▶ Written exercise: Return all lines below containing the word "former".

>>

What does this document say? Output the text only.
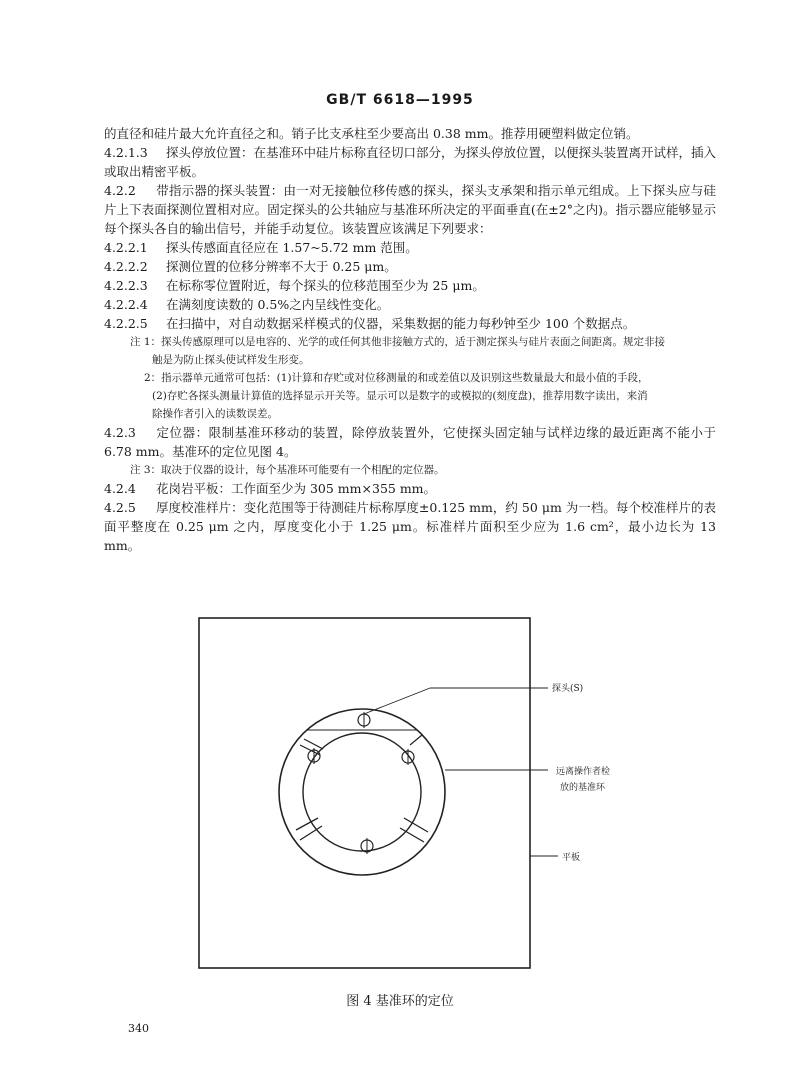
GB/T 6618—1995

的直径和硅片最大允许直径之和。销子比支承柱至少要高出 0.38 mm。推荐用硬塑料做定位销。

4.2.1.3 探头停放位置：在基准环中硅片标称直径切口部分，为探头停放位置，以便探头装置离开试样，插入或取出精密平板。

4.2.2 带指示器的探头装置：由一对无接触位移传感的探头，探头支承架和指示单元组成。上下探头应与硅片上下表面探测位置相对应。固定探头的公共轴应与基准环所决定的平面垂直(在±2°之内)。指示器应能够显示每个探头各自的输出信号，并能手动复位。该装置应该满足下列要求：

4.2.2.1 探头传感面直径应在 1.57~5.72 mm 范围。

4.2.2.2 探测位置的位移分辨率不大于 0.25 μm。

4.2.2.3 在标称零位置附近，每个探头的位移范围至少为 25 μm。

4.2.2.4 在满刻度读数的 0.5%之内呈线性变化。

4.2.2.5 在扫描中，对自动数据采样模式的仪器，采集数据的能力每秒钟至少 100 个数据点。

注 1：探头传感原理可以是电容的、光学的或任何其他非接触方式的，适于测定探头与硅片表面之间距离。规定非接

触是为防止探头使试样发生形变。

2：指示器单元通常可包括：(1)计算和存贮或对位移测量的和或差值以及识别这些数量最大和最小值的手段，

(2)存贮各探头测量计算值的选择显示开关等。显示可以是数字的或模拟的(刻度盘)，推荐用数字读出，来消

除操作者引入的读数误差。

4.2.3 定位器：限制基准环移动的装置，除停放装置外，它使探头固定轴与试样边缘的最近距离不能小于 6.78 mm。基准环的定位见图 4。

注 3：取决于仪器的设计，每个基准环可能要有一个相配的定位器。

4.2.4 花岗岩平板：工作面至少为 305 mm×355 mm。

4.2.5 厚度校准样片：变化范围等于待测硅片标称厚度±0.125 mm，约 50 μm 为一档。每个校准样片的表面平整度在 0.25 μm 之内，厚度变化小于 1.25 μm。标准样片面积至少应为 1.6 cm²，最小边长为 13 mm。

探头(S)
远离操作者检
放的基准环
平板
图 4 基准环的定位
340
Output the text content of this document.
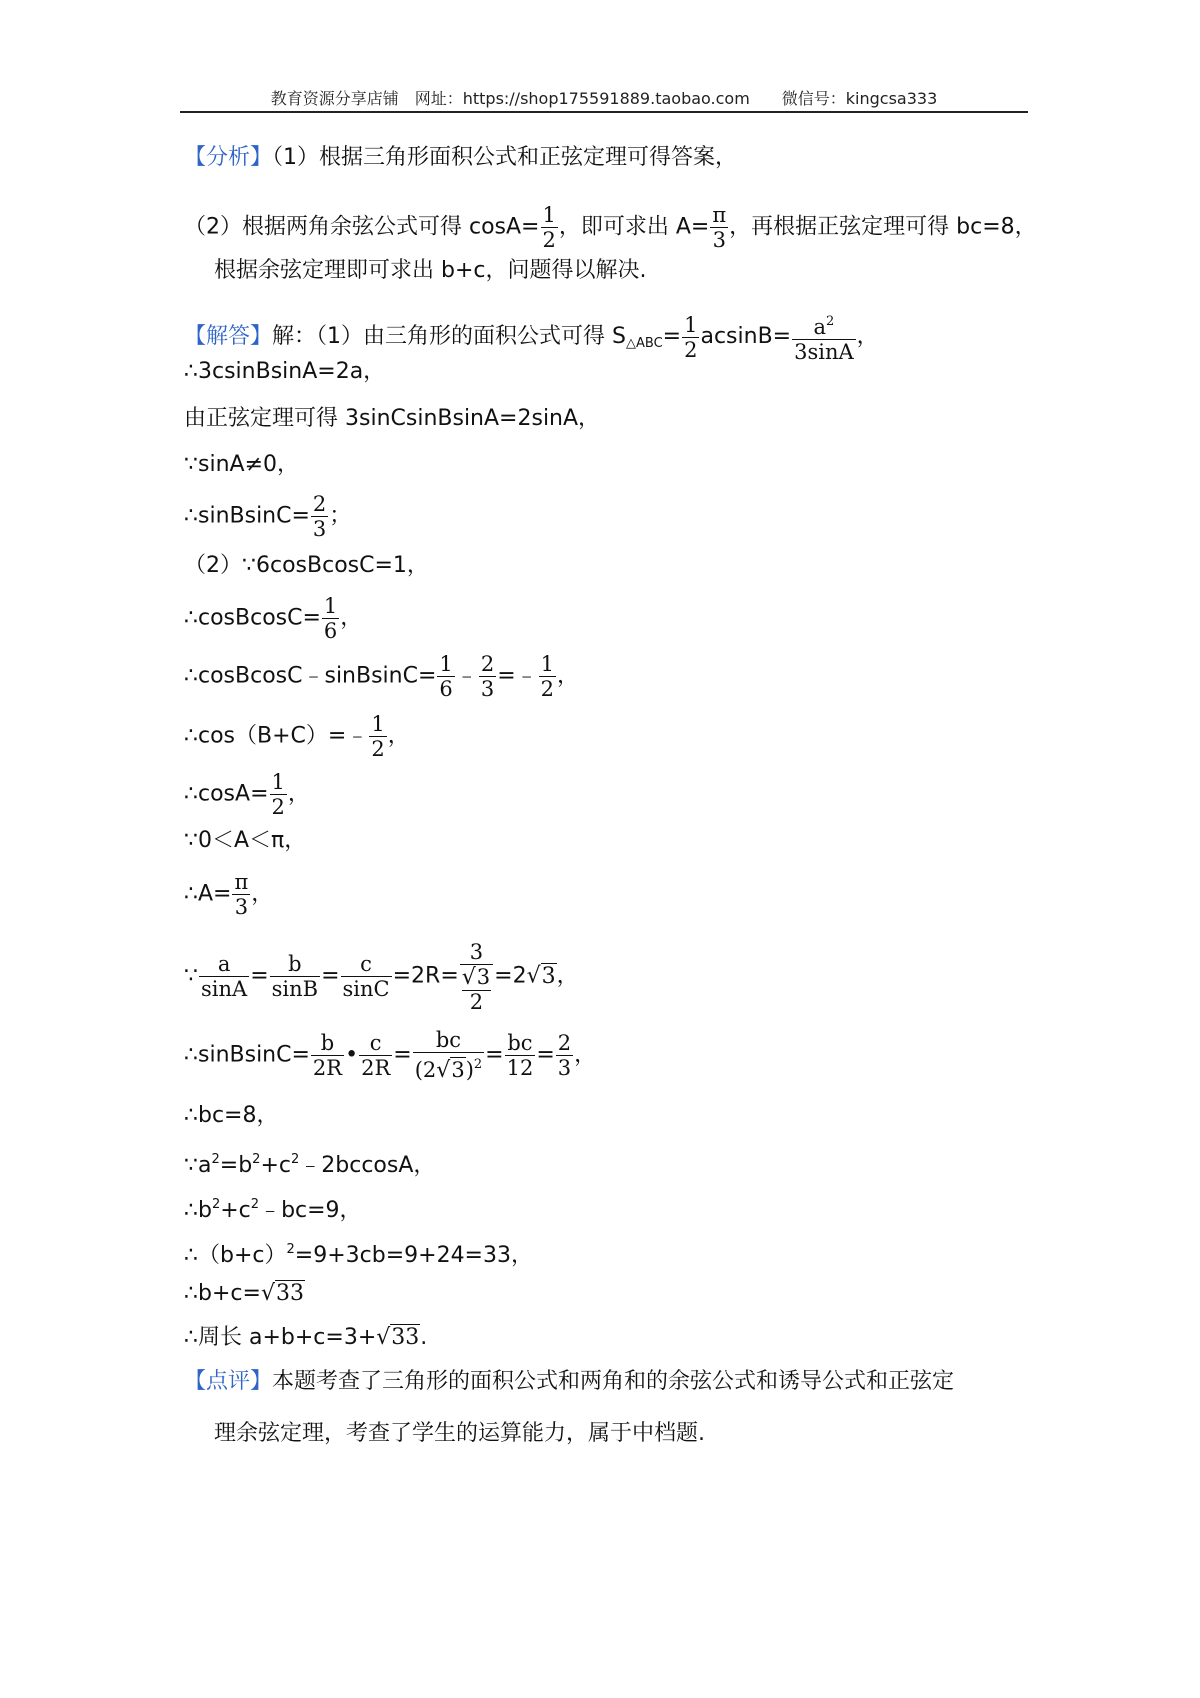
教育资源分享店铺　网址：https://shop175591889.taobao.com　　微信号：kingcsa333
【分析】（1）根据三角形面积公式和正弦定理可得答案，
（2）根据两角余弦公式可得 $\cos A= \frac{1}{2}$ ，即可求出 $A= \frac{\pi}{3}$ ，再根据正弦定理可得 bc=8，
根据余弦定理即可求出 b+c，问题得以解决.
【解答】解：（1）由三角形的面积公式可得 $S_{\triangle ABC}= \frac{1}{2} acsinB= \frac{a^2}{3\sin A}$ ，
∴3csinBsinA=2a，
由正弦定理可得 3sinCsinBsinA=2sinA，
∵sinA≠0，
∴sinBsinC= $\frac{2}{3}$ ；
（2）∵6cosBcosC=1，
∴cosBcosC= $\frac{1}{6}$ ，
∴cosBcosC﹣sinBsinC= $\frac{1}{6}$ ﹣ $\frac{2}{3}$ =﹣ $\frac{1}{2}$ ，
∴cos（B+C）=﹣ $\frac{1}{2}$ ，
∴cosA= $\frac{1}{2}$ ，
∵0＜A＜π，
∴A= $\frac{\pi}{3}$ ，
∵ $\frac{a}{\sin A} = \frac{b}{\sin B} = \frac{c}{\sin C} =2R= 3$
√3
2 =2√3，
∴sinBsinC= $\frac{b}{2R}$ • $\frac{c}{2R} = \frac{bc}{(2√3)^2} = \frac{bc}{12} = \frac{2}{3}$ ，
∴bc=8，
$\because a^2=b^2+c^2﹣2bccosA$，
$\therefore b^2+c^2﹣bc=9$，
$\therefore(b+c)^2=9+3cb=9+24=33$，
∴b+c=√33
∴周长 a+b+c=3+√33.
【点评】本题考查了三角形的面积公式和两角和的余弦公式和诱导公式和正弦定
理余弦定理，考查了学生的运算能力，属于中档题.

<<
>>

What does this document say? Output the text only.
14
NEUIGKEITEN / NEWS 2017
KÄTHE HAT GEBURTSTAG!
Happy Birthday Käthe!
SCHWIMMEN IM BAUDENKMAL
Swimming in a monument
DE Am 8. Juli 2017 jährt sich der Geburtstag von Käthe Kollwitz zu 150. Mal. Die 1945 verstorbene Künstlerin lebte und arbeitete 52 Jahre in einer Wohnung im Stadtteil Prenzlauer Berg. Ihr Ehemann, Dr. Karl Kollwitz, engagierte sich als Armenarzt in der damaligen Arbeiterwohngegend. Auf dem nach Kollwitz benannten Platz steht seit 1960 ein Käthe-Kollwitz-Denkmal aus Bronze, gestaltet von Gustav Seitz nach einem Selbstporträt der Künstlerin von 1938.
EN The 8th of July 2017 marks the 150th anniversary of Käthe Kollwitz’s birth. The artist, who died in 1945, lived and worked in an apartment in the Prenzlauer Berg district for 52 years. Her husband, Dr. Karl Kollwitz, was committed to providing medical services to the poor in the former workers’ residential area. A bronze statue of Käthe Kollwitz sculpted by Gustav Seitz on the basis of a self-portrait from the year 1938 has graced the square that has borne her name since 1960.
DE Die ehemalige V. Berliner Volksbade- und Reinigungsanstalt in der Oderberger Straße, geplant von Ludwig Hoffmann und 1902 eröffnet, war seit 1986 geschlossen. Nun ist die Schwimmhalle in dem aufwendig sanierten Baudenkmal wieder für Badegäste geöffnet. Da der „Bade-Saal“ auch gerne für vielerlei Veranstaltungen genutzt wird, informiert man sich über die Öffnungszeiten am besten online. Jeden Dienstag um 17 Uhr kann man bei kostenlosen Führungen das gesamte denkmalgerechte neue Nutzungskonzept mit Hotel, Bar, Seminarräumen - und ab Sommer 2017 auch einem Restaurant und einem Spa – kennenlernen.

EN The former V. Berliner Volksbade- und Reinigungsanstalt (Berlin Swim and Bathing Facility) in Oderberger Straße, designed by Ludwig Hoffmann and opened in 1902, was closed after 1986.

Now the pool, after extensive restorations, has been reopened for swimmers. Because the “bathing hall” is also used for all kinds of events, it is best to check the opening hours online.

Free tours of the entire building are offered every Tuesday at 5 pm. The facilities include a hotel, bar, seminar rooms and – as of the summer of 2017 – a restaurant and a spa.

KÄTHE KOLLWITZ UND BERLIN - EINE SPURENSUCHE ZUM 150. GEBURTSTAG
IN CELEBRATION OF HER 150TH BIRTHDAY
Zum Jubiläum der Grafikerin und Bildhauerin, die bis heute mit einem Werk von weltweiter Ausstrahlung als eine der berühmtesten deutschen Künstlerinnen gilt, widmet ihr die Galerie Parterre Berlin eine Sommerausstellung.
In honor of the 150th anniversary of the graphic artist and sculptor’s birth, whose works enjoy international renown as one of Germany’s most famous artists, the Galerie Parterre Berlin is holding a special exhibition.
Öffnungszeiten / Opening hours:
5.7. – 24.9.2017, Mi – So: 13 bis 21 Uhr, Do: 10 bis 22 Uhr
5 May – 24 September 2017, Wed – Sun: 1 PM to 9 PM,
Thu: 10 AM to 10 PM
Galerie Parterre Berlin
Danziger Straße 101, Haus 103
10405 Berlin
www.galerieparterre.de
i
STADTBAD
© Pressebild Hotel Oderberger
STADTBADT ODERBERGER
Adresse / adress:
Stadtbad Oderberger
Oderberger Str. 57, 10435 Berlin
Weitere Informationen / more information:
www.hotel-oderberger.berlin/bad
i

<<

▶ Solution:
EN The 8th of July 2017 marks the 150th anniversary of Käthe Kollwitz’s birth. The artist, who died in 1945, lived and worked in an apartment in the Prenzlauer Berg district for 52 years. Her husband, Dr. Karl Kollwitz, was committed to providing medical services to the poor in the former workers’ residential area. A bronze statue of Käthe Kollwitz sculpted by Gustav Seitz on the basis of a self-portrait from the year 1938 has graced the square that has borne her name since 1960.
EN The former V. Berliner Volksbade- und Reinigungsanstalt (Berlin Swim and Bathing Facility) in Oderberger Straße, designed by Ludwig Hoffmann and opened in 1902, was closed after 1986.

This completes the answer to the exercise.